__Directive__: In the data below, locate each line with the word "page" and list it.
***
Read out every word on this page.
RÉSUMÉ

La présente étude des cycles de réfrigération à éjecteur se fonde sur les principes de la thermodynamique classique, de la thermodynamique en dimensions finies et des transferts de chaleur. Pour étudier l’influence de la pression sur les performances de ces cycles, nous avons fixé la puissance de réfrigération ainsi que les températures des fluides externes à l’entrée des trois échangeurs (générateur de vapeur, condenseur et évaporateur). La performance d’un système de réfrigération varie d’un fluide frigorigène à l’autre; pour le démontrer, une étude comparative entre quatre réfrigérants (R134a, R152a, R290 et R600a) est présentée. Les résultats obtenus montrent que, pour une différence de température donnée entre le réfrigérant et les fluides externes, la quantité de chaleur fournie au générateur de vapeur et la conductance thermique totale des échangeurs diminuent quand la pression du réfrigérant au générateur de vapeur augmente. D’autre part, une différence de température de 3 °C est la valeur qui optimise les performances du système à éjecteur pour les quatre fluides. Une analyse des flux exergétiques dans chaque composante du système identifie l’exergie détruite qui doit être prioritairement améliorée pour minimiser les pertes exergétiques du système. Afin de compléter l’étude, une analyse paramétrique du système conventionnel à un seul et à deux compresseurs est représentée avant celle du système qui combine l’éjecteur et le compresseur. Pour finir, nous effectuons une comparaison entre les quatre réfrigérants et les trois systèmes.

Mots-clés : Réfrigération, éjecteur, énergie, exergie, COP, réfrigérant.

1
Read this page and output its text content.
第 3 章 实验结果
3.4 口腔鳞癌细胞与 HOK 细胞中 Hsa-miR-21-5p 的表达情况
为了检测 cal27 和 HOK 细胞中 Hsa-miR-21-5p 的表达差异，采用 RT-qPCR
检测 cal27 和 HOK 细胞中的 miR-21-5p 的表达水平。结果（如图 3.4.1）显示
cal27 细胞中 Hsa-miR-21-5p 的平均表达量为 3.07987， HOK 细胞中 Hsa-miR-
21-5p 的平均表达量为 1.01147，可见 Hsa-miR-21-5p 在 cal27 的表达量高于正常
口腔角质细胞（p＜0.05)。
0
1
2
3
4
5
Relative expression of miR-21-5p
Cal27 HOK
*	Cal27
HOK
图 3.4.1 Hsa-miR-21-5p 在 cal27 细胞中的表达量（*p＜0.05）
***
__Solution to the problem__:
Read out every word on this page.
Read this page and output its text content.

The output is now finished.